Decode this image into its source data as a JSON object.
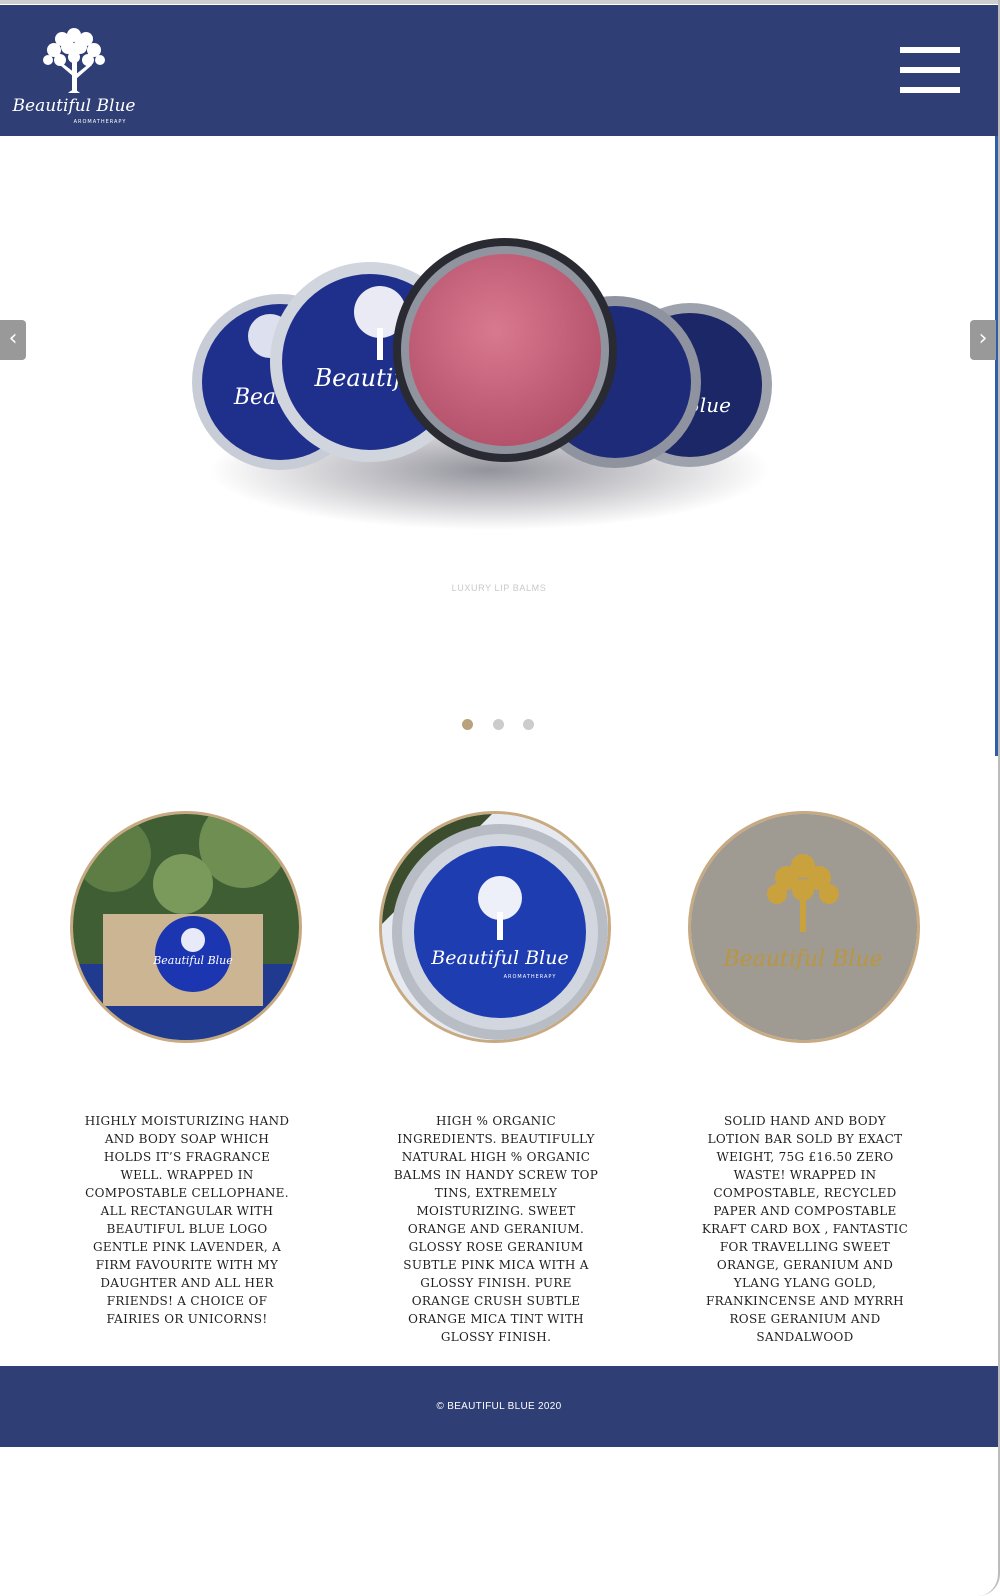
{
  "brand": {
    "logo_script": "Beautiful Blue",
    "logo_sub": "AROMATHERAPY"
  },
  "header": {
    "menu_icon": "hamburger-icon",
    "background": "#2f3f75"
  },
  "slider": {
    "caption": "LUXURY LIP BALMS",
    "prev_label": "‹",
    "next_label": "›",
    "dots": [
      {
        "active": true,
        "color": "#b8a27c"
      },
      {
        "active": false,
        "color": "#cccccc"
      },
      {
        "active": false,
        "color": "#cccccc"
      }
    ]
  },
  "features": [
    {
      "image": "soap-box-photo",
      "text": "Highly moisturizing hand and body soap which holds it’s fragrance well. Wrapped in compostable cellophane. All rectangular with Beautiful Blue logo Gentle Pink Lavender, a firm favourite with my daughter and all her friends! A choice of fairies or unicorns!"
    },
    {
      "image": "lip-balm-tin-photo",
      "text": "High % organic ingredients. Beautifully natural high % organic balms in handy screw top tins, extremely moisturizing. Sweet Orange and Geranium. Glossy Rose Geranium subtle pink mica with a glossy finish. Pure Orange Crush subtle orange mica tint with glossy finish."
    },
    {
      "image": "lotion-bar-photo",
      "text": "Solid hand and body lotion bar sold by exact weight, 75g £16.50 Zero waste! Wrapped in compostable, recycled paper and compostable kraft card box , fantastic for travelling Sweet Orange, Geranium and Ylang Ylang Gold, Frankincense and Myrrh Rose Geranium and Sandalwood"
    }
  ],
  "footer": {
    "copyright": "© BEAUTIFUL BLUE 2020"
  },
  "colors": {
    "navy": "#2f3f75",
    "gold": "#c8aa82",
    "tin_blue": "#1f2f8c",
    "balm_pink": "#c6627a"
  }
}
+ + + + +
# Instructions for the task:
Print each of the records above exactly as written, leaving no picture in the copy.

# Answer in full:
Decode this image into its source data as a JSON object.
{
  "brand": {
    "logo_script": "Beautiful Blue",
    "logo_sub": "AROMATHERAPY"
  },
  "header": {
    "menu_icon": "hamburger-icon",
    "background": "#2f3f75"
  },
  "slider": {
    "caption": "LUXURY LIP BALMS",
    "prev_label": "‹",
    "next_label": "›",
    "dots": [
      {
        "active": true,
        "color": "#b8a27c"
      },
      {
        "active": false,
        "color": "#cccccc"
      },
      {
        "active": false,
        "color": "#cccccc"
      }
    ]
  },
  "features": [
    {
      "image": "soap-box-photo",
      "text": "Highly moisturizing hand and body soap which holds it’s fragrance well. Wrapped in compostable cellophane. All rectangular with Beautiful Blue logo Gentle Pink Lavender, a firm favourite with my daughter and all her friends! A choice of fairies or unicorns!"
    },
    {
      "image": "lip-balm-tin-photo",
      "text": "High % organic ingredients. Beautifully natural high % organic balms in handy screw top tins, extremely moisturizing. Sweet Orange and Geranium. Glossy Rose Geranium subtle pink mica with a glossy finish. Pure Orange Crush subtle orange mica tint with glossy finish."
    },
    {
      "image": "lotion-bar-photo",
      "text": "Solid hand and body lotion bar sold by exact weight, 75g £16.50 Zero waste! Wrapped in compostable, recycled paper and compostable kraft card box , fantastic for travelling Sweet Orange, Geranium and Ylang Ylang Gold, Frankincense and Myrrh Rose Geranium and Sandalwood"
    }
  ],
  "footer": {
    "copyright": "© BEAUTIFUL BLUE 2020"
  },
  "colors": {
    "navy": "#2f3f75",
    "gold": "#c8aa82",
    "tin_blue": "#1f2f8c",
    "balm_pink": "#c6627a"
  }
}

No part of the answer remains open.